» Requirement:
Provide only the number of lines in the listing that contain the string "name".

- - - - - - -

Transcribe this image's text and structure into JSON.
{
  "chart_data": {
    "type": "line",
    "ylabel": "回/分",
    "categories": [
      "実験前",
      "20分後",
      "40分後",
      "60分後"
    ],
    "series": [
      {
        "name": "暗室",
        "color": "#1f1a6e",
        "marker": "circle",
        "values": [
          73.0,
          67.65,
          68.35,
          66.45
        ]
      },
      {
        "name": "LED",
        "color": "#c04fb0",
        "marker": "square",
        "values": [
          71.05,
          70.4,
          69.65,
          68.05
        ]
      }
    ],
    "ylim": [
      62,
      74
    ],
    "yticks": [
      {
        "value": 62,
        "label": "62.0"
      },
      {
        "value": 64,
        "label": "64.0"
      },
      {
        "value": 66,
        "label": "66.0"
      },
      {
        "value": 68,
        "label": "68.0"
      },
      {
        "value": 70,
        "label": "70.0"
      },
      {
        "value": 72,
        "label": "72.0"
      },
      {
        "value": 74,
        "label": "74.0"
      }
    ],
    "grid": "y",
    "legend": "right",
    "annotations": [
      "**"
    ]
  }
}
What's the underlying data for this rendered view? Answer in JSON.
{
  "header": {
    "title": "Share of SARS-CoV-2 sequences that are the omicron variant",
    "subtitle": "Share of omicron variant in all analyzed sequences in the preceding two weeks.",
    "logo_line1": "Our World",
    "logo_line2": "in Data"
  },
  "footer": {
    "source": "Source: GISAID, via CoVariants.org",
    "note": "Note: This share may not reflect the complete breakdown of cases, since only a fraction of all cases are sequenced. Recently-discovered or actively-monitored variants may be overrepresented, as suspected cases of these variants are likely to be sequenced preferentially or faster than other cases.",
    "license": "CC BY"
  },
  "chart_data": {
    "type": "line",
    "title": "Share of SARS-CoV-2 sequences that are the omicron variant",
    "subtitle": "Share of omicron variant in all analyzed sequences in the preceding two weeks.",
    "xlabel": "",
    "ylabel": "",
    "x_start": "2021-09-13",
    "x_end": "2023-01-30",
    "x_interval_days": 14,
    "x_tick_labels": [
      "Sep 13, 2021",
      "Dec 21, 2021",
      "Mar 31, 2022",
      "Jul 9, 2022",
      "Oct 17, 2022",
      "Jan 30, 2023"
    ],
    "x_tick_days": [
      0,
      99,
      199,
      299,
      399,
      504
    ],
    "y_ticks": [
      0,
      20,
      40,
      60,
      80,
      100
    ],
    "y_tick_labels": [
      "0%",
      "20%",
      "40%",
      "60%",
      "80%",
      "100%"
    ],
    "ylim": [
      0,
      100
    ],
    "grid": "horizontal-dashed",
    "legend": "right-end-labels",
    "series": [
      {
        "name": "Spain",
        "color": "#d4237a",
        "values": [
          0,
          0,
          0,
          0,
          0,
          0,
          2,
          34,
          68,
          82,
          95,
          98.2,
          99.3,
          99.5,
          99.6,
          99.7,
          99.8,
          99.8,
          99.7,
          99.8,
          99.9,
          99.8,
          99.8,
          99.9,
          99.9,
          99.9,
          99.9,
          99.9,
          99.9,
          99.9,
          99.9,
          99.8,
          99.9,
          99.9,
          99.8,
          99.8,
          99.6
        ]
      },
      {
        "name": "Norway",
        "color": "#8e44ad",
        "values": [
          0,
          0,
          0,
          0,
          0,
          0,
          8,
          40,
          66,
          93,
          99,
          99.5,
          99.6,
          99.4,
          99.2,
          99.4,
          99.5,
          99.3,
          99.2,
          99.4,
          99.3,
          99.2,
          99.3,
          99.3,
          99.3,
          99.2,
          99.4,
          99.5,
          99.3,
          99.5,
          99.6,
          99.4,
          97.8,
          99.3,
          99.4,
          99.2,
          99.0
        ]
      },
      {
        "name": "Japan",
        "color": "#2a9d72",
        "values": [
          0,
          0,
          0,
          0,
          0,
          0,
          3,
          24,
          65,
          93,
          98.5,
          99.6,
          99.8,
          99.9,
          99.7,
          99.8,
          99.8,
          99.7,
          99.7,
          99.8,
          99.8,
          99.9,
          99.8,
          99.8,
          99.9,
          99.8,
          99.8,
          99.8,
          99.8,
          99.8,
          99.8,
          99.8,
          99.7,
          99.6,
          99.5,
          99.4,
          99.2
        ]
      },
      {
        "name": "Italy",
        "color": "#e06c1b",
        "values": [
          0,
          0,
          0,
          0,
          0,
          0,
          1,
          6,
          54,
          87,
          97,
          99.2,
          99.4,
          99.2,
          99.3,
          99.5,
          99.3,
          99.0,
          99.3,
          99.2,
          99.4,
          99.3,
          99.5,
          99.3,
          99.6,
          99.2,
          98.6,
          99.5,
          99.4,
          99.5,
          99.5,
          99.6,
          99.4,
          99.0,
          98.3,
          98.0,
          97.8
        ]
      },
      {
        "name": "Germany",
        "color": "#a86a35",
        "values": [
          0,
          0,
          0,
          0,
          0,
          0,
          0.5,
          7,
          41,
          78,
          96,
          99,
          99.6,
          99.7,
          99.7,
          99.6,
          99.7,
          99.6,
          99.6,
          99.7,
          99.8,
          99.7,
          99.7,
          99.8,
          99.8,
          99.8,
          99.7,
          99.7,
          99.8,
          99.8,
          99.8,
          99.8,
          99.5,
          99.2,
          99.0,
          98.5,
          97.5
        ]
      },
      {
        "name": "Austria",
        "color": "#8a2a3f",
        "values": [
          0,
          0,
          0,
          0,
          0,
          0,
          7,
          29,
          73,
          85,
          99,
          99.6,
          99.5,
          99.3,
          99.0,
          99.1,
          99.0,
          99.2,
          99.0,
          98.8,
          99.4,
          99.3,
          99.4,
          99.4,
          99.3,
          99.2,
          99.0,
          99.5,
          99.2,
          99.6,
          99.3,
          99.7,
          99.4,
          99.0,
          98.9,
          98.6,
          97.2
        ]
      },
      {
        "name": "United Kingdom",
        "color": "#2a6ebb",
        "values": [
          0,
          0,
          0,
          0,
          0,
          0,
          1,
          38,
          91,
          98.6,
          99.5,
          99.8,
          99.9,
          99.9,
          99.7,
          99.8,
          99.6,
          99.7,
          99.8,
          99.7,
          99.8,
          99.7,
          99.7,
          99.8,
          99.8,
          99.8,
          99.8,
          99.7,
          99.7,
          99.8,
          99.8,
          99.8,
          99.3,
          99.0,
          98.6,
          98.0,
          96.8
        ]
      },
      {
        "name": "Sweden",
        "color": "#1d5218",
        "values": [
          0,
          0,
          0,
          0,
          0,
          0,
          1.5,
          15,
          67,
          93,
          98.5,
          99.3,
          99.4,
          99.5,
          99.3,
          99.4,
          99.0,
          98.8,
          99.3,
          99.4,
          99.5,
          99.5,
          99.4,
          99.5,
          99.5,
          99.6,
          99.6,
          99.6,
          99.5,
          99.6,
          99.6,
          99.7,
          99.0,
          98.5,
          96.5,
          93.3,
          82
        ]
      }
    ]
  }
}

- - - - - - -

» Complete answer:
10